[Extracted records]
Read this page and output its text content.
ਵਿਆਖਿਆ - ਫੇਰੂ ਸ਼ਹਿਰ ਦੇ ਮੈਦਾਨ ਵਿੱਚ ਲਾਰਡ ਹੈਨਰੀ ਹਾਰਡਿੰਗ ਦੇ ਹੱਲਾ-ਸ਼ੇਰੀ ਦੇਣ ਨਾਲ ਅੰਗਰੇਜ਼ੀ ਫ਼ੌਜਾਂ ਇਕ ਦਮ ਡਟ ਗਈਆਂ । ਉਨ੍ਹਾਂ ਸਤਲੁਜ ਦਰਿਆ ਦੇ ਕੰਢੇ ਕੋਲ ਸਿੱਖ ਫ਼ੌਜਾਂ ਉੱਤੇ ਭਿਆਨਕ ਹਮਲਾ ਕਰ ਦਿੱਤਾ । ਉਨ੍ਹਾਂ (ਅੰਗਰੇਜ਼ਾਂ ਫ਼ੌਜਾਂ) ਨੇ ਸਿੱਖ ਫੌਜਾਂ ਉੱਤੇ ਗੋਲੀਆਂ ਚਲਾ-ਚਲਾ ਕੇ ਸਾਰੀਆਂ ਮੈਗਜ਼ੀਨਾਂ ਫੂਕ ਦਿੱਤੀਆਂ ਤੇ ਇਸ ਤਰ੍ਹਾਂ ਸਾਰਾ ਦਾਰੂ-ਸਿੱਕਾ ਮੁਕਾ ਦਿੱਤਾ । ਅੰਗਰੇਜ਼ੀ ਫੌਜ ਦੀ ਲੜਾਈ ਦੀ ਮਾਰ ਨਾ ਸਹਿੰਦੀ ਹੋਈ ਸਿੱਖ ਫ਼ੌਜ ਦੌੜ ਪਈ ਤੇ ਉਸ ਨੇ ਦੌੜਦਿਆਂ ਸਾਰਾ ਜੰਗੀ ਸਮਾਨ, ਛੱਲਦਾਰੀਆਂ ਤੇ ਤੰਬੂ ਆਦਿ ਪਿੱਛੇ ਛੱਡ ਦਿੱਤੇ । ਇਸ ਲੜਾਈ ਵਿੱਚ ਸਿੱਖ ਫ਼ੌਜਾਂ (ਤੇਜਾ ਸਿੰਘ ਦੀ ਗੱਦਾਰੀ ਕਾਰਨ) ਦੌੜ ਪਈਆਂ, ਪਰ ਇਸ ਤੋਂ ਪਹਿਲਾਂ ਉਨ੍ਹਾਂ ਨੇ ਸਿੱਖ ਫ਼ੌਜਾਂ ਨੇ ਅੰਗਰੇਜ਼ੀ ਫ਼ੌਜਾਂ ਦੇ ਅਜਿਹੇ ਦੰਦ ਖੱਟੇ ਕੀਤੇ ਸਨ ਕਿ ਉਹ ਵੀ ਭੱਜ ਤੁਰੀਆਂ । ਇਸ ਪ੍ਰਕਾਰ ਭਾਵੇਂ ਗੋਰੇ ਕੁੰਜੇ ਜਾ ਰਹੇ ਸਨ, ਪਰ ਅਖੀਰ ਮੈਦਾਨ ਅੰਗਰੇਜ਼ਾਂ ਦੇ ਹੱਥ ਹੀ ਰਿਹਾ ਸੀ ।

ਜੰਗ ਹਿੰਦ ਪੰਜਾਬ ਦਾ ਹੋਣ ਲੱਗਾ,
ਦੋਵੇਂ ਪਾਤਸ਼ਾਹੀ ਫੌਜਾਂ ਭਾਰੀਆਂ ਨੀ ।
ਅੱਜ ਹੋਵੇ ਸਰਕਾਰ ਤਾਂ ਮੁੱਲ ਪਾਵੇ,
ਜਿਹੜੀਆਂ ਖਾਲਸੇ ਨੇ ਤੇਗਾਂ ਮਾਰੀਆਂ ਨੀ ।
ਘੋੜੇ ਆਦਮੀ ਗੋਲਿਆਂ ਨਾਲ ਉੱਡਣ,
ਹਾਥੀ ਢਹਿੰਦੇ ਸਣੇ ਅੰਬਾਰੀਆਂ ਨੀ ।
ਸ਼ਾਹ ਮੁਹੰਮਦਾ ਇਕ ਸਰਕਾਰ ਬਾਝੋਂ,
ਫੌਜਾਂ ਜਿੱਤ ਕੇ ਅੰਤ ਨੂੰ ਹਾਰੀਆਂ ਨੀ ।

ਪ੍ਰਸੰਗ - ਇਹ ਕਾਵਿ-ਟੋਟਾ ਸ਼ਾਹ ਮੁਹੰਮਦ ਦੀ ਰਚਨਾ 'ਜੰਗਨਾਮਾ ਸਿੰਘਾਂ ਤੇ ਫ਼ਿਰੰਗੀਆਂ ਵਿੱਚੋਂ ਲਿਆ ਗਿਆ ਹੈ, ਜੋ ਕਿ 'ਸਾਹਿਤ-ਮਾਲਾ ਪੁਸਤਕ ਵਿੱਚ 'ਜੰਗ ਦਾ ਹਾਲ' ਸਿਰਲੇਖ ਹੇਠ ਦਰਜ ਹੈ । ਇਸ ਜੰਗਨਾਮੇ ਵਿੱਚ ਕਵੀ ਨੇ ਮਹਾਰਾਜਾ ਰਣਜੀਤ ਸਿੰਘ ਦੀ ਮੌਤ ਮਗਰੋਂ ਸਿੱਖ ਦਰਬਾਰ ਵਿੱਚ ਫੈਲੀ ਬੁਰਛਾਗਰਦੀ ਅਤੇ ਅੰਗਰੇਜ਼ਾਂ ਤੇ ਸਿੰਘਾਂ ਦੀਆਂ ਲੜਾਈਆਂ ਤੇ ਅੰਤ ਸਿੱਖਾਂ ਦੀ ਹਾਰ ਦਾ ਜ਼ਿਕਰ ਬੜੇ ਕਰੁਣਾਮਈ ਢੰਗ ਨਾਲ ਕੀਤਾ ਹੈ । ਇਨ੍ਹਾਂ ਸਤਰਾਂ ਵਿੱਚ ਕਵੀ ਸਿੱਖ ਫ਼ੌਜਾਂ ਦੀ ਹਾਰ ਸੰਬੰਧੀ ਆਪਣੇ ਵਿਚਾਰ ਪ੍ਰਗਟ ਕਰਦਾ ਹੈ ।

Written problem: Transcribe all lines as written.

Written response:
Read this page and output its text content.
ਵਿਆਖਿਆ - ਫੇਰੂ ਸ਼ਹਿਰ ਦੇ ਮੈਦਾਨ ਵਿੱਚ ਲਾਰਡ ਹੈਨਰੀ ਹਾਰਡਿੰਗ ਦੇ ਹੱਲਾ-ਸ਼ੇਰੀ ਦੇਣ ਨਾਲ ਅੰਗਰੇਜ਼ੀ ਫ਼ੌਜਾਂ ਇਕ ਦਮ ਡਟ ਗਈਆਂ । ਉਨ੍ਹਾਂ ਸਤਲੁਜ ਦਰਿਆ ਦੇ ਕੰਢੇ ਕੋਲ ਸਿੱਖ ਫ਼ੌਜਾਂ ਉੱਤੇ ਭਿਆਨਕ ਹਮਲਾ ਕਰ ਦਿੱਤਾ । ਉਨ੍ਹਾਂ (ਅੰਗਰੇਜ਼ਾਂ ਫ਼ੌਜਾਂ) ਨੇ ਸਿੱਖ ਫੌਜਾਂ ਉੱਤੇ ਗੋਲੀਆਂ ਚਲਾ-ਚਲਾ ਕੇ ਸਾਰੀਆਂ ਮੈਗਜ਼ੀਨਾਂ ਫੂਕ ਦਿੱਤੀਆਂ ਤੇ ਇਸ ਤਰ੍ਹਾਂ ਸਾਰਾ ਦਾਰੂ-ਸਿੱਕਾ ਮੁਕਾ ਦਿੱਤਾ । ਅੰਗਰੇਜ਼ੀ ਫੌਜ ਦੀ ਲੜਾਈ ਦੀ ਮਾਰ ਨਾ ਸਹਿੰਦੀ ਹੋਈ ਸਿੱਖ ਫ਼ੌਜ ਦੌੜ ਪਈ ਤੇ ਉਸ ਨੇ ਦੌੜਦਿਆਂ ਸਾਰਾ ਜੰਗੀ ਸਮਾਨ, ਛੱਲਦਾਰੀਆਂ ਤੇ ਤੰਬੂ ਆਦਿ ਪਿੱਛੇ ਛੱਡ ਦਿੱਤੇ । ਇਸ ਲੜਾਈ ਵਿੱਚ ਸਿੱਖ ਫ਼ੌਜਾਂ (ਤੇਜਾ ਸਿੰਘ ਦੀ ਗੱਦਾਰੀ ਕਾਰਨ) ਦੌੜ ਪਈਆਂ, ਪਰ ਇਸ ਤੋਂ ਪਹਿਲਾਂ ਉਨ੍ਹਾਂ ਨੇ ਸਿੱਖ ਫ਼ੌਜਾਂ ਨੇ ਅੰਗਰੇਜ਼ੀ ਫ਼ੌਜਾਂ ਦੇ ਅਜਿਹੇ ਦੰਦ ਖੱਟੇ ਕੀਤੇ ਸਨ ਕਿ ਉਹ ਵੀ ਭੱਜ ਤੁਰੀਆਂ । ਇਸ ਪ੍ਰਕਾਰ ਭਾਵੇਂ ਗੋਰੇ ਕੁੰਜੇ ਜਾ ਰਹੇ ਸਨ, ਪਰ ਅਖੀਰ ਮੈਦਾਨ ਅੰਗਰੇਜ਼ਾਂ ਦੇ ਹੱਥ ਹੀ ਰਿਹਾ ਸੀ ।

ਜੰਗ ਹਿੰਦ ਪੰਜਾਬ ਦਾ ਹੋਣ ਲੱਗਾ,
ਦੋਵੇਂ ਪਾਤਸ਼ਾਹੀ ਫੌਜਾਂ ਭਾਰੀਆਂ ਨੀ ।
ਅੱਜ ਹੋਵੇ ਸਰਕਾਰ ਤਾਂ ਮੁੱਲ ਪਾਵੇ,
ਜਿਹੜੀਆਂ ਖਾਲਸੇ ਨੇ ਤੇਗਾਂ ਮਾਰੀਆਂ ਨੀ ।
ਘੋੜੇ ਆਦਮੀ ਗੋਲਿਆਂ ਨਾਲ ਉੱਡਣ,
ਹਾਥੀ ਢਹਿੰਦੇ ਸਣੇ ਅੰਬਾਰੀਆਂ ਨੀ ।
ਸ਼ਾਹ ਮੁਹੰਮਦਾ ਇਕ ਸਰਕਾਰ ਬਾਝੋਂ,
ਫੌਜਾਂ ਜਿੱਤ ਕੇ ਅੰਤ ਨੂੰ ਹਾਰੀਆਂ ਨੀ ।

ਪ੍ਰਸੰਗ - ਇਹ ਕਾਵਿ-ਟੋਟਾ ਸ਼ਾਹ ਮੁਹੰਮਦ ਦੀ ਰਚਨਾ 'ਜੰਗਨਾਮਾ ਸਿੰਘਾਂ ਤੇ ਫ਼ਿਰੰਗੀਆਂ ਵਿੱਚੋਂ ਲਿਆ ਗਿਆ ਹੈ, ਜੋ ਕਿ 'ਸਾਹਿਤ-ਮਾਲਾ ਪੁਸਤਕ ਵਿੱਚ 'ਜੰਗ ਦਾ ਹਾਲ' ਸਿਰਲੇਖ ਹੇਠ ਦਰਜ ਹੈ । ਇਸ ਜੰਗਨਾਮੇ ਵਿੱਚ ਕਵੀ ਨੇ ਮਹਾਰਾਜਾ ਰਣਜੀਤ ਸਿੰਘ ਦੀ ਮੌਤ ਮਗਰੋਂ ਸਿੱਖ ਦਰਬਾਰ ਵਿੱਚ ਫੈਲੀ ਬੁਰਛਾਗਰਦੀ ਅਤੇ ਅੰਗਰੇਜ਼ਾਂ ਤੇ ਸਿੰਘਾਂ ਦੀਆਂ ਲੜਾਈਆਂ ਤੇ ਅੰਤ ਸਿੱਖਾਂ ਦੀ ਹਾਰ ਦਾ ਜ਼ਿਕਰ ਬੜੇ ਕਰੁਣਾਮਈ ਢੰਗ ਨਾਲ ਕੀਤਾ ਹੈ । ਇਨ੍ਹਾਂ ਸਤਰਾਂ ਵਿੱਚ ਕਵੀ ਸਿੱਖ ਫ਼ੌਜਾਂ ਦੀ ਹਾਰ ਸੰਬੰਧੀ ਆਪਣੇ ਵਿਚਾਰ ਪ੍ਰਗਟ ਕਰਦਾ ਹੈ ।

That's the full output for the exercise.